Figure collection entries
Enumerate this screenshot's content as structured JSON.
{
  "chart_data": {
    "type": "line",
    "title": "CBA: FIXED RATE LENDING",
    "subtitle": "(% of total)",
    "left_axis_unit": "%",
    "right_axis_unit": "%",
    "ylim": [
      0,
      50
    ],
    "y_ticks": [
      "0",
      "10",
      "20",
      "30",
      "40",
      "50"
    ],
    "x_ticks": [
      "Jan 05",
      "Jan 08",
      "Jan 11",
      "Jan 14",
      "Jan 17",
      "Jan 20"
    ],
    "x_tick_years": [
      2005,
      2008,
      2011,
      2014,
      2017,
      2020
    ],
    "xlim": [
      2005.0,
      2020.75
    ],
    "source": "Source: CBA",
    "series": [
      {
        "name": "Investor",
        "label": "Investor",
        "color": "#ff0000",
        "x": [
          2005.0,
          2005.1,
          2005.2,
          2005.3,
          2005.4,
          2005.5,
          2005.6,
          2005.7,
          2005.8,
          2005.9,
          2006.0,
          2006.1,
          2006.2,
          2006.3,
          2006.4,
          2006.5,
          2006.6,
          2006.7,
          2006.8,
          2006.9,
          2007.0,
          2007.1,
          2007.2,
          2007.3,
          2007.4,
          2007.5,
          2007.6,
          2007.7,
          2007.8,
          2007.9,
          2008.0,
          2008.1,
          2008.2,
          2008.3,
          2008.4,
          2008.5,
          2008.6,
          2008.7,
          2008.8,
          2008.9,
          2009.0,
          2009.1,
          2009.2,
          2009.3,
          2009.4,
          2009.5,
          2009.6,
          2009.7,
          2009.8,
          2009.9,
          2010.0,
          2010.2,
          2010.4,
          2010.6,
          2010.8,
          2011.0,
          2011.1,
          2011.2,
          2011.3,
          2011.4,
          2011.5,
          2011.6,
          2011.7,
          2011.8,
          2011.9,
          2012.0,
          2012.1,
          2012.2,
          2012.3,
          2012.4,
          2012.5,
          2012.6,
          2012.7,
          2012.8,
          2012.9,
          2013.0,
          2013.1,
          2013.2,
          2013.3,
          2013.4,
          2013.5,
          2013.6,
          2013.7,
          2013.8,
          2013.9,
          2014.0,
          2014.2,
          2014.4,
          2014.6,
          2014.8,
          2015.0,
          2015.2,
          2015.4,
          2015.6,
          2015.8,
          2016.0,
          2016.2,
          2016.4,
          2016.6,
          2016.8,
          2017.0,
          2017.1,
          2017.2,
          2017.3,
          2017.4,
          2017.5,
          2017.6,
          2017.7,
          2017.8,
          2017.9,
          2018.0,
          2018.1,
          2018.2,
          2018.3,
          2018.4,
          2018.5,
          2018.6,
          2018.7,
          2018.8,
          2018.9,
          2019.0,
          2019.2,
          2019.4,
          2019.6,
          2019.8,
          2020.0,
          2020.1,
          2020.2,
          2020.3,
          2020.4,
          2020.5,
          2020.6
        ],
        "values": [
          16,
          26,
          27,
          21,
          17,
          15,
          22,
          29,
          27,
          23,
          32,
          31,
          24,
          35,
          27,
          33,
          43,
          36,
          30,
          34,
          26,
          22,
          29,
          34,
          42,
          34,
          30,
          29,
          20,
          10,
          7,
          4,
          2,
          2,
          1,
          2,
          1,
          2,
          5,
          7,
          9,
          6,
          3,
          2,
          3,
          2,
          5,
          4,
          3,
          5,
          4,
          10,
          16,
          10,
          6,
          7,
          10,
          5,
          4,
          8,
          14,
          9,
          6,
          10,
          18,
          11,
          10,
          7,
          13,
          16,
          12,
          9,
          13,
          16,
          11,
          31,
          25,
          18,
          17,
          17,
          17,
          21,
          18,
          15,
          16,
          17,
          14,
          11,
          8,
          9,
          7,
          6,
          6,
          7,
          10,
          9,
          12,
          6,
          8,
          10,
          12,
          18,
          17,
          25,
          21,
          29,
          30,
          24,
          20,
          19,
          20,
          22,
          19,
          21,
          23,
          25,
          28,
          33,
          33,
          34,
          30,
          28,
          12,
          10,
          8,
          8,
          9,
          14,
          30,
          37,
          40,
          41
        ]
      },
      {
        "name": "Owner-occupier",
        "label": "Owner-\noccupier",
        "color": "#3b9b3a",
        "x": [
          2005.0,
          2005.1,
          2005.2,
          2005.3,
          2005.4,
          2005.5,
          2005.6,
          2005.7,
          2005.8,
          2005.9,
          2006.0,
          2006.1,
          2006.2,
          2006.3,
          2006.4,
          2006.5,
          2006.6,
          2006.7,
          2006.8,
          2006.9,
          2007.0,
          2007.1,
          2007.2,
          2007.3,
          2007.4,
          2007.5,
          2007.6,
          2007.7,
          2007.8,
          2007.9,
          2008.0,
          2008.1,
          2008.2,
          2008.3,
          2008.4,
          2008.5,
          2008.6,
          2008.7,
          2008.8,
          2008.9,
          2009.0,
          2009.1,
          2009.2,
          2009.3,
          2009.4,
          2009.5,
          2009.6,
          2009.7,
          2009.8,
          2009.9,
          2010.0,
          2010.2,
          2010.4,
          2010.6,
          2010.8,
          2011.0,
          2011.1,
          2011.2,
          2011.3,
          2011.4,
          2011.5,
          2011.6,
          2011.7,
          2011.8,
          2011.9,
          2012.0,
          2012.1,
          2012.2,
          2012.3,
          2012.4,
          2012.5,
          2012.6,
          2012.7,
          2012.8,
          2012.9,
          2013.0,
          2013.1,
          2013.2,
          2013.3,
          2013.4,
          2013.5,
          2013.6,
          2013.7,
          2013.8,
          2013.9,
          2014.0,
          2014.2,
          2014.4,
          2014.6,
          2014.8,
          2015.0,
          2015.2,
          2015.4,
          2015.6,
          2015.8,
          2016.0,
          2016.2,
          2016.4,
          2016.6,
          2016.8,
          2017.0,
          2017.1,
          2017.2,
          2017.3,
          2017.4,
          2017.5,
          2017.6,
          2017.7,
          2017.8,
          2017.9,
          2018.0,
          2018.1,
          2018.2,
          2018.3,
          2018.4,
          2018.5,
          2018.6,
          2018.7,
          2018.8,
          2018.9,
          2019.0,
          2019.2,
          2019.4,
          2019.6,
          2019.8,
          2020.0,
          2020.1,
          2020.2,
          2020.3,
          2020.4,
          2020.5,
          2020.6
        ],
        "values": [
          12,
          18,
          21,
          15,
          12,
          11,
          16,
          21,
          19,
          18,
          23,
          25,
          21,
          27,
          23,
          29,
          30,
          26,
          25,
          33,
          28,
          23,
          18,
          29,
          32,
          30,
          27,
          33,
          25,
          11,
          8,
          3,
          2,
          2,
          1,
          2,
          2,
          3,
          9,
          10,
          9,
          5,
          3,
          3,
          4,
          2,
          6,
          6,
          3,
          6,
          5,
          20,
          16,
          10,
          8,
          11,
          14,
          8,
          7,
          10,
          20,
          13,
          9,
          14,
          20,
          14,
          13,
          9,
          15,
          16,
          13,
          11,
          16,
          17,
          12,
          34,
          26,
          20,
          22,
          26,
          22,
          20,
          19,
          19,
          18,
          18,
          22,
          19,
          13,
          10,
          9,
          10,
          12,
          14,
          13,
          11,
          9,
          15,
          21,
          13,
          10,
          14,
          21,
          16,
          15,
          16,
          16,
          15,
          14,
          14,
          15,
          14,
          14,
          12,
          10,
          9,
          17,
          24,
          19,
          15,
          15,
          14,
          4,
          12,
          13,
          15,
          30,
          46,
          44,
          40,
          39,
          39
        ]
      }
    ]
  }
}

*DIRECTIONS*
Copy every line of the listing where the word "Owner" appears.

*RESPONSE TO THE EXERCISE*
        "name": "Owner-occupier",
        "label": "Owner-\noccupier",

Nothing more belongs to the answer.